> **Given task**: Locate all lines with the word "screenshot". Copy them.

> **Information shown**:
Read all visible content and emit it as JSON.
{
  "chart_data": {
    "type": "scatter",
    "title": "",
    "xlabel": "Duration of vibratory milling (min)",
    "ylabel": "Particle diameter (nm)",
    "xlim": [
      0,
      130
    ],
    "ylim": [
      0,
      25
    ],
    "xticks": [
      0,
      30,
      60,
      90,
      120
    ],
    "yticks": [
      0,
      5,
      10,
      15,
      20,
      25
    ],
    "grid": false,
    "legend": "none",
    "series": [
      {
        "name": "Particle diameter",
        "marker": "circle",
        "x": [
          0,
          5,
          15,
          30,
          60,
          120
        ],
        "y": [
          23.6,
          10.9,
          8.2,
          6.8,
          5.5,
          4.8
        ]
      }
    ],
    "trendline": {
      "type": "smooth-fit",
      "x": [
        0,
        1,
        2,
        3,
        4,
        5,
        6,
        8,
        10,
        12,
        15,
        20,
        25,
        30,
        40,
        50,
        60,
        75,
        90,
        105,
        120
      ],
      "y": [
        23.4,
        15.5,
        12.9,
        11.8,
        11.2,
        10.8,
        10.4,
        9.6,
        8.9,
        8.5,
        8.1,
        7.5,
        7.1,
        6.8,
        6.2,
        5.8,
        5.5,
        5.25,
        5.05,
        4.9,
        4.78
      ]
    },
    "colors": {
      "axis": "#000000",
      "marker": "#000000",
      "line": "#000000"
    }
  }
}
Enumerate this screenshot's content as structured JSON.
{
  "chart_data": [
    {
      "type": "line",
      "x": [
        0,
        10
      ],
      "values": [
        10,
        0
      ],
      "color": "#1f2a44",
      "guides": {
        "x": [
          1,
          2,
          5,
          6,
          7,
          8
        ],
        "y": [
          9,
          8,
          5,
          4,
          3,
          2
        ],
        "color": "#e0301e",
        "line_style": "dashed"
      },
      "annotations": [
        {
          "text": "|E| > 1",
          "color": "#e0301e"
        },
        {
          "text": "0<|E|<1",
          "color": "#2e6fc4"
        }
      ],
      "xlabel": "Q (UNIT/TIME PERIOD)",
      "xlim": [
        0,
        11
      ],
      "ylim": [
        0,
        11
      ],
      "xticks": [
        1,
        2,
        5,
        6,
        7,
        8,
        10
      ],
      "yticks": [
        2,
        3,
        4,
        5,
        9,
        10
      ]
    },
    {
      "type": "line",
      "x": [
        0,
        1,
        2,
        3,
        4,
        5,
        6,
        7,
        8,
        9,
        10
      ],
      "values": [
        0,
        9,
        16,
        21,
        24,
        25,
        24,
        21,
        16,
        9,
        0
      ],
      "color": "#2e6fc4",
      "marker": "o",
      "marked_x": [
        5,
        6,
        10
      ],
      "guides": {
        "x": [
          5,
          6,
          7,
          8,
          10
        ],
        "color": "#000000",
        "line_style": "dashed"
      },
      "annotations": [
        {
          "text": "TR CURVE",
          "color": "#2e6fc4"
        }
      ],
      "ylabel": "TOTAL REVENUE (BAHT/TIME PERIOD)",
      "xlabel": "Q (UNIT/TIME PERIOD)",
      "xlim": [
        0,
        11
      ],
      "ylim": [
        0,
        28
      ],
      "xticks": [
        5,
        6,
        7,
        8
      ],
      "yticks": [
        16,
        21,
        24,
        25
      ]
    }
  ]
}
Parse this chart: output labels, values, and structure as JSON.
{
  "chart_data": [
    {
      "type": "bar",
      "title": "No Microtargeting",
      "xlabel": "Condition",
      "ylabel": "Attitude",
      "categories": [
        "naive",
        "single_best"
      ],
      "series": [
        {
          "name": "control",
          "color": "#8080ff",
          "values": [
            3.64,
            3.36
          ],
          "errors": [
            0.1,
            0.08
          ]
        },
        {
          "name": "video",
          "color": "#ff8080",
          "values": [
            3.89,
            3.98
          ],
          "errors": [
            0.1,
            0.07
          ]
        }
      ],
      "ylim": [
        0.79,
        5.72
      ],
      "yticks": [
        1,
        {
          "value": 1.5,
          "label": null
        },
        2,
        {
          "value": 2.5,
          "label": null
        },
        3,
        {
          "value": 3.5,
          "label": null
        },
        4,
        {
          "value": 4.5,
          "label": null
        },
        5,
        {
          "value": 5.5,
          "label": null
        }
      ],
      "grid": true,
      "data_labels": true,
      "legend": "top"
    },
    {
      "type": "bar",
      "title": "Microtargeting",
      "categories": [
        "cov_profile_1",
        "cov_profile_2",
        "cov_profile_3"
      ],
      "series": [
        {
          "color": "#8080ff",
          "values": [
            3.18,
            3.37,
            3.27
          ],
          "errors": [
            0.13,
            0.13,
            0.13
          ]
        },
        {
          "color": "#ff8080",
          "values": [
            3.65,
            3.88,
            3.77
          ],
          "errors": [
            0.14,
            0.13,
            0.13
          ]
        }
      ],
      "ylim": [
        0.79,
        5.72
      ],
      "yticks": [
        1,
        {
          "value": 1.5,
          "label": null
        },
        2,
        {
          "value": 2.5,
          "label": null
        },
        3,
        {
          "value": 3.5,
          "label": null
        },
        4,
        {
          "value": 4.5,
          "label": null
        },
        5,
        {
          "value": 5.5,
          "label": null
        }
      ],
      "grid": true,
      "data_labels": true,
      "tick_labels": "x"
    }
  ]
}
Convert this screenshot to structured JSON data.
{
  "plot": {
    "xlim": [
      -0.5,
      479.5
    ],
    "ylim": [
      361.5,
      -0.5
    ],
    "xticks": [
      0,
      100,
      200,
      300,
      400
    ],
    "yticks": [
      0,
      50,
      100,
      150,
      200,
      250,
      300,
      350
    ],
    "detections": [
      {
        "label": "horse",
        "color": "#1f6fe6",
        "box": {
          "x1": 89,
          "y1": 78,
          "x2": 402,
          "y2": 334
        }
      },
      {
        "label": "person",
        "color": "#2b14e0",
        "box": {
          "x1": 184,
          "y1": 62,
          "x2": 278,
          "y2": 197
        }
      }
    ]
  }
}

> **The solution**:
Enumerate this screenshot's content as structured JSON.
Convert this screenshot to structured JSON data.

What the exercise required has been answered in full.